EXTRACTED DATA:
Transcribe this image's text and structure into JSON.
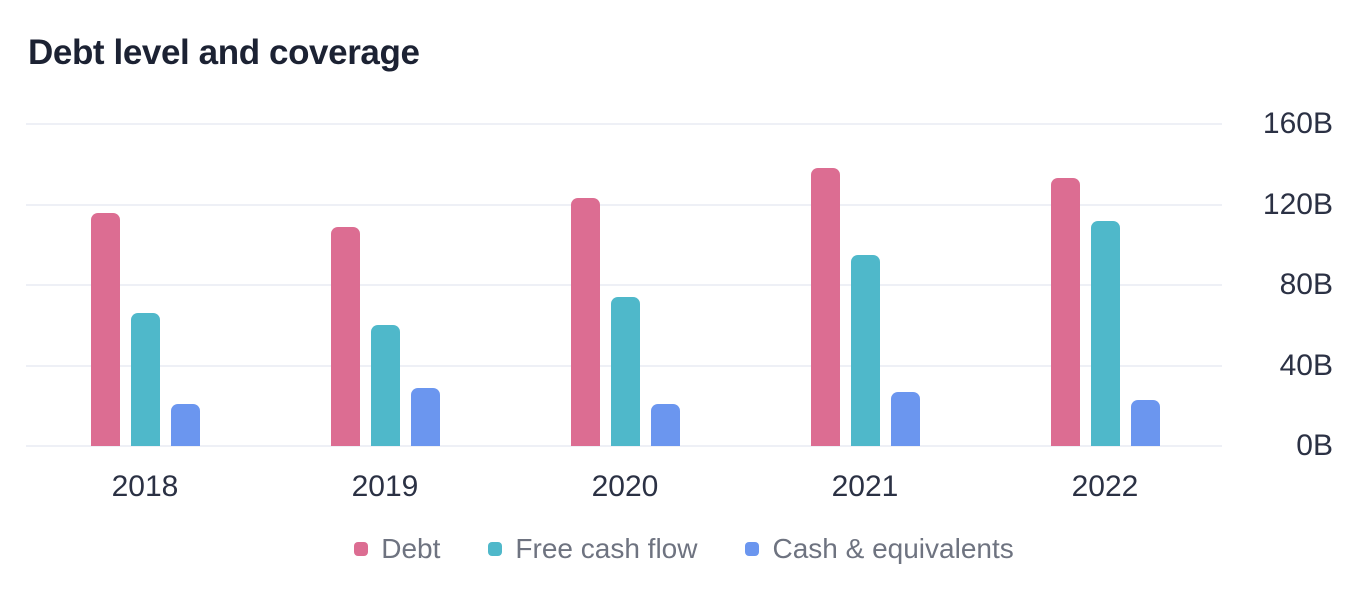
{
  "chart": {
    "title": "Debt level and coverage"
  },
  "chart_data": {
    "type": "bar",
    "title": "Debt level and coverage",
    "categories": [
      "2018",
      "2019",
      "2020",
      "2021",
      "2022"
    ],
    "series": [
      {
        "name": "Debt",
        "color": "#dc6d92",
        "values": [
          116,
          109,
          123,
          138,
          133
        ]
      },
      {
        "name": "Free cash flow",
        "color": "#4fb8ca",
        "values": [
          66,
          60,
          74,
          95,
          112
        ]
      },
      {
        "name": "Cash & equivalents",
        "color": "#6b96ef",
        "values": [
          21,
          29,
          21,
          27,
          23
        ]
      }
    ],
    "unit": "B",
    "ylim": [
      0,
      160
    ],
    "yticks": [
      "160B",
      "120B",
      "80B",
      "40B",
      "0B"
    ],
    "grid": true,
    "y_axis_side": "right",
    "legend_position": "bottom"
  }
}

---

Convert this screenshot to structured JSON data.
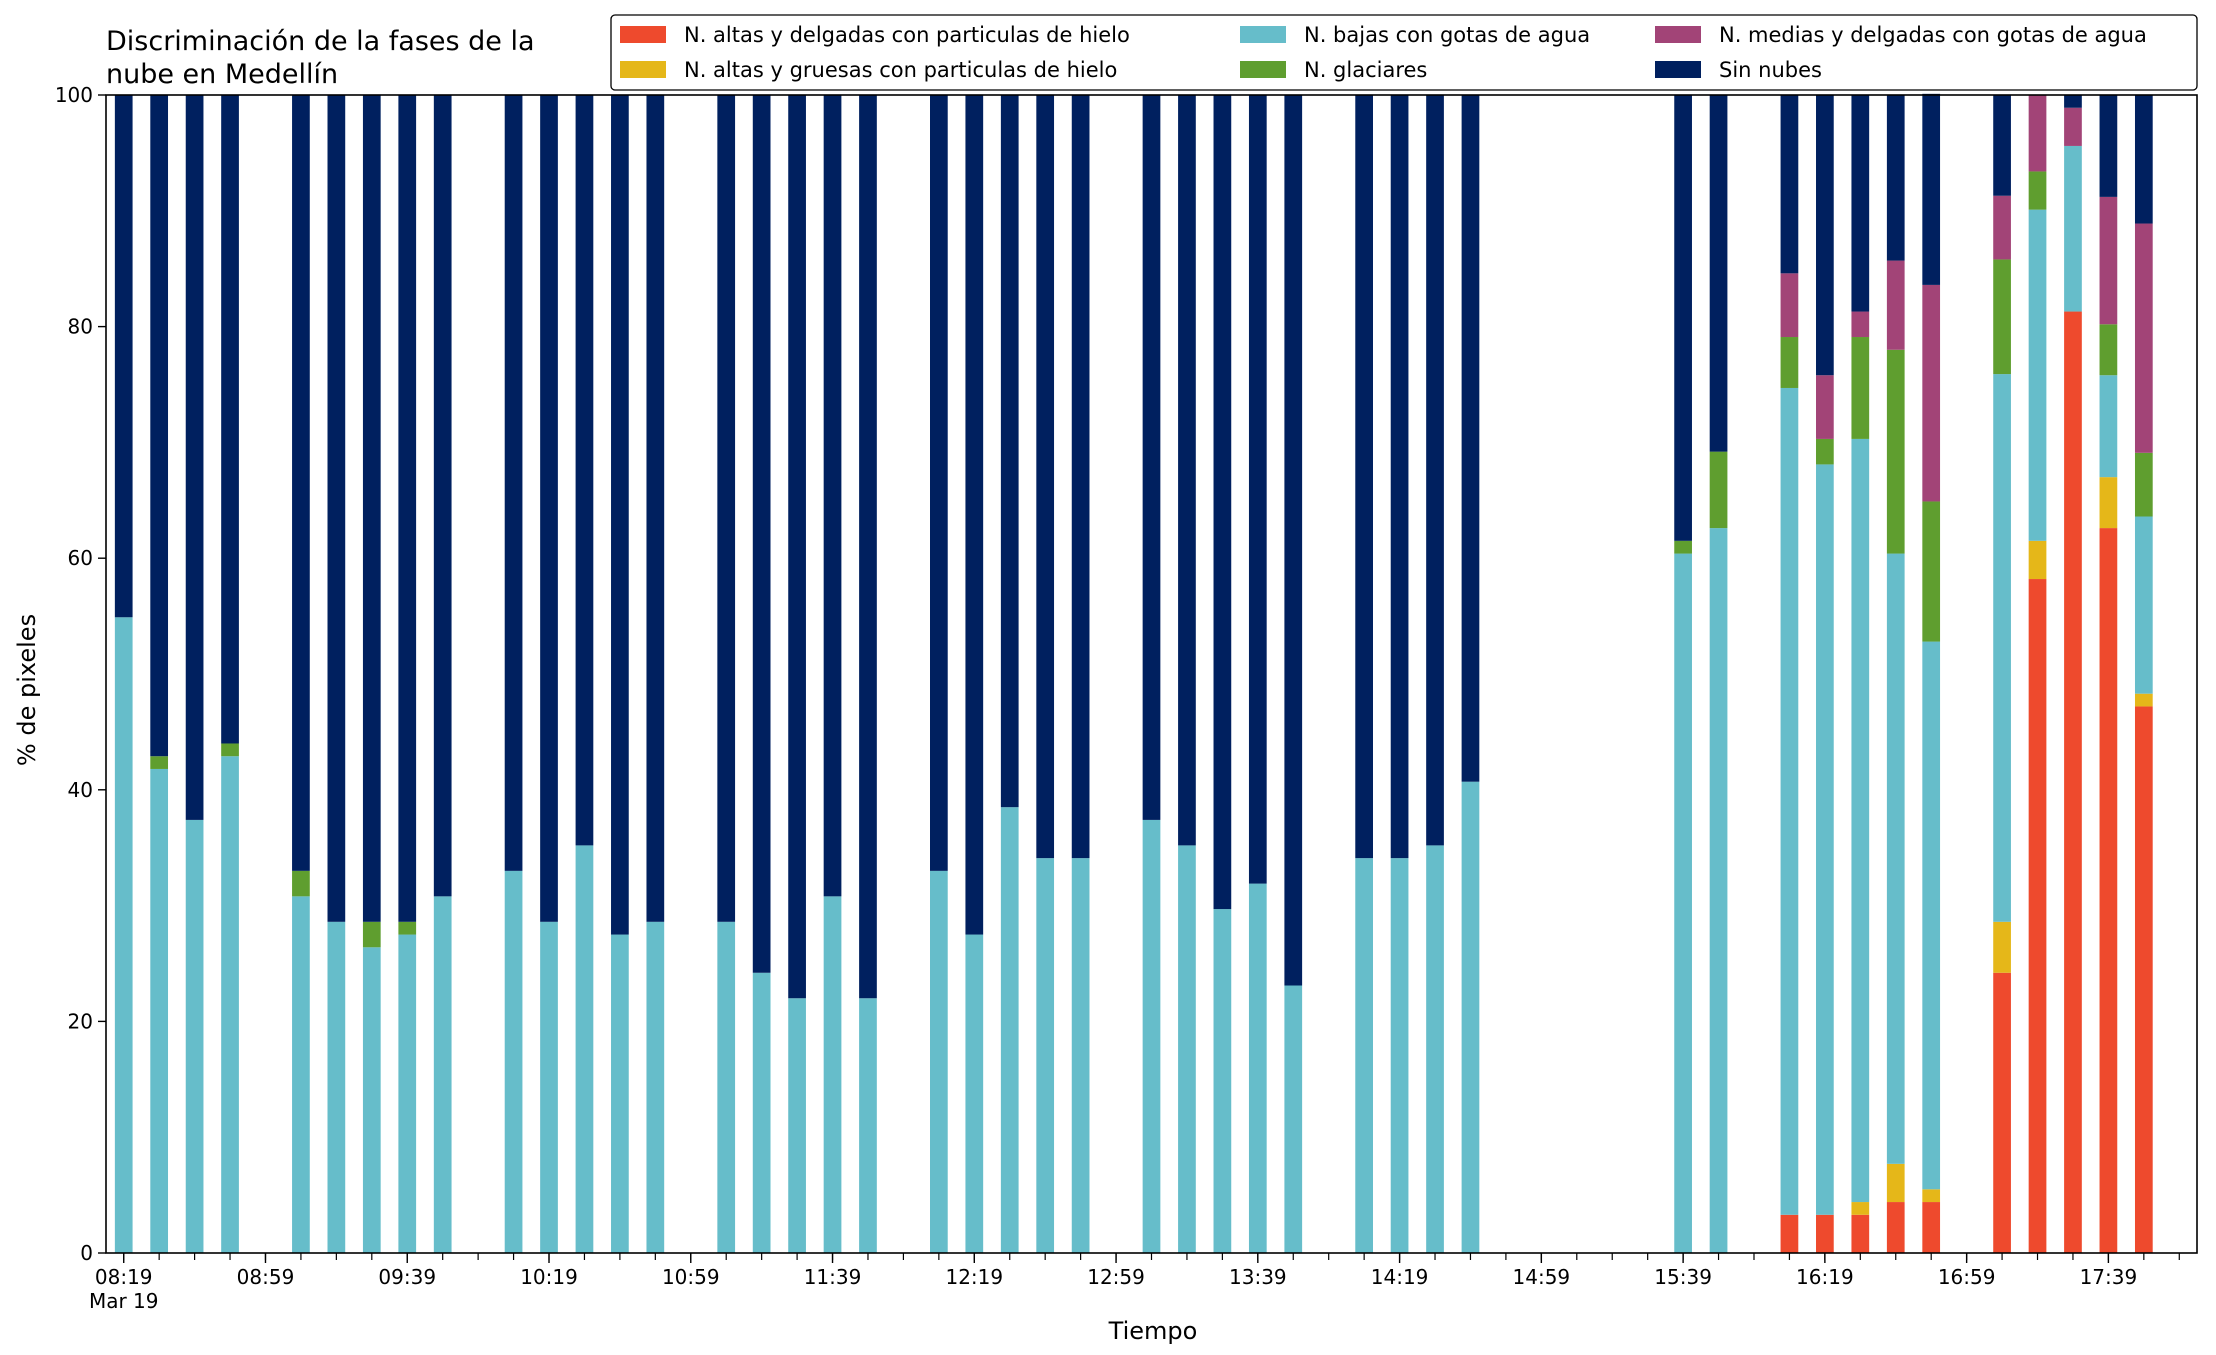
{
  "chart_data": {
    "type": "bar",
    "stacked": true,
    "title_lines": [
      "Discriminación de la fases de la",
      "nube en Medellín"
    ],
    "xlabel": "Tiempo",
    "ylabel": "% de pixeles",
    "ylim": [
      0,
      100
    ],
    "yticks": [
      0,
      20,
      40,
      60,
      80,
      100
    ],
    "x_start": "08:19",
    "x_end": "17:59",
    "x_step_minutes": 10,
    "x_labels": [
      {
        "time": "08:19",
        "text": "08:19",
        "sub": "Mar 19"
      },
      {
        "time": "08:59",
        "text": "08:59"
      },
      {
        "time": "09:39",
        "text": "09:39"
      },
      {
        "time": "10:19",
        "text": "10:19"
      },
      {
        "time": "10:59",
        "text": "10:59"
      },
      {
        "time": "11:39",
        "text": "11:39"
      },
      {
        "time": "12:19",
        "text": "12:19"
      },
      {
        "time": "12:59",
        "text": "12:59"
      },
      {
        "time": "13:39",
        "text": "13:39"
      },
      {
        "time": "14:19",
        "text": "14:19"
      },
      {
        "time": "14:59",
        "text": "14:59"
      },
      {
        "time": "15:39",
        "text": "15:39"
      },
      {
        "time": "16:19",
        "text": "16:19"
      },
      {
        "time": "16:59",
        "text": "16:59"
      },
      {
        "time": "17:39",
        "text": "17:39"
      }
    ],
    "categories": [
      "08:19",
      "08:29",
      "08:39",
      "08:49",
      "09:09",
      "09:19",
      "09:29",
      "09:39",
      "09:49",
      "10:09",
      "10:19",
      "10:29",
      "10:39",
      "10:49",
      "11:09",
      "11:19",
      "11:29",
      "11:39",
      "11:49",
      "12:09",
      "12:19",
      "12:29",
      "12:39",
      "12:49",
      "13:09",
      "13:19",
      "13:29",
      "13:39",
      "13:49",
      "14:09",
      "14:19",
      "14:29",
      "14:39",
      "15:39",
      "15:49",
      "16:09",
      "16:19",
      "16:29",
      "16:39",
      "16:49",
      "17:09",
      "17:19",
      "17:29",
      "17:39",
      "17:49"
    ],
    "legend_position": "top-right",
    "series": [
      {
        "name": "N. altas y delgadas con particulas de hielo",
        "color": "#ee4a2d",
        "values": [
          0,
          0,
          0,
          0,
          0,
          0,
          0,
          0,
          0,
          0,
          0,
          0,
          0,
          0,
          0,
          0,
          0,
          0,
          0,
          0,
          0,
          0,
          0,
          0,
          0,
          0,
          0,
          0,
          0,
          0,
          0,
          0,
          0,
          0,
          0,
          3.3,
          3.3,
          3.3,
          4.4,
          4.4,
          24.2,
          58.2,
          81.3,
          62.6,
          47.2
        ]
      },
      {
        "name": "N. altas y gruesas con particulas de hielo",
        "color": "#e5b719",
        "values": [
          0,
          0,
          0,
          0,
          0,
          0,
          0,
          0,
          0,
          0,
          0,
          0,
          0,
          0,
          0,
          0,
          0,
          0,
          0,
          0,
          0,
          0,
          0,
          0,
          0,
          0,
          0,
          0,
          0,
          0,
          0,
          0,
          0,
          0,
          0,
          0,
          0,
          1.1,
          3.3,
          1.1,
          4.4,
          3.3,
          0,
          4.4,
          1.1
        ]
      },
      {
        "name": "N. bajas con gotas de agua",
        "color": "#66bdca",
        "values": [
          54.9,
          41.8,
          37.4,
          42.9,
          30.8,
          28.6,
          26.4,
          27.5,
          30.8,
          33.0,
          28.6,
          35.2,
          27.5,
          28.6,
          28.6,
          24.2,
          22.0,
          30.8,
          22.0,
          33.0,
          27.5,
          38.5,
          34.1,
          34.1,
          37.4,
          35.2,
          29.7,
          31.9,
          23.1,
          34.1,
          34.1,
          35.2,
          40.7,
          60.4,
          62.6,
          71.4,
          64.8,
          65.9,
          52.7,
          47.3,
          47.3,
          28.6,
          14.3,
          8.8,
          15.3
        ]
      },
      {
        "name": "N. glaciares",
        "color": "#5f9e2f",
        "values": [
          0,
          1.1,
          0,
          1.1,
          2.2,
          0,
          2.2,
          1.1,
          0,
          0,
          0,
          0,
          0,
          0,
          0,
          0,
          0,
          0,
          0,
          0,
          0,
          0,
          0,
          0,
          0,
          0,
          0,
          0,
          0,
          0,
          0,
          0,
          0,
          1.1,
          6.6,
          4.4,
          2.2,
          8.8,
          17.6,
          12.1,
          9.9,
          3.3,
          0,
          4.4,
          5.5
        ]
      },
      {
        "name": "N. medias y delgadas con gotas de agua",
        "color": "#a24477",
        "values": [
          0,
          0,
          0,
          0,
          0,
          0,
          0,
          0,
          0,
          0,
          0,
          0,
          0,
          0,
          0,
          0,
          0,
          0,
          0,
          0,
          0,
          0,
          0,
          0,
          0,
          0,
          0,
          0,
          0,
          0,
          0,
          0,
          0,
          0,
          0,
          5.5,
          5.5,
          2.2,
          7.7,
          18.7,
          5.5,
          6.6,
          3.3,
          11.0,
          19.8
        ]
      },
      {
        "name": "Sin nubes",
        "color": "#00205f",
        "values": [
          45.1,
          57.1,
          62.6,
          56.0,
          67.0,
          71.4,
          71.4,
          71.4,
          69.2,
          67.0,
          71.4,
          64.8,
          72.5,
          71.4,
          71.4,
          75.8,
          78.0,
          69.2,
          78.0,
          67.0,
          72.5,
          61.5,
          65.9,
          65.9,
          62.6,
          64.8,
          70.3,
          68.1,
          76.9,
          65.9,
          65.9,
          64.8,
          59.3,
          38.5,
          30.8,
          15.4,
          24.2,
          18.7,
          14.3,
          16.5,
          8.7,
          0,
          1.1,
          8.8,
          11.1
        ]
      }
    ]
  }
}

YOUR TASK: Work out how many lines of the listing above include "gotas". Answer with the number and nothing more.

RESPONSE: 2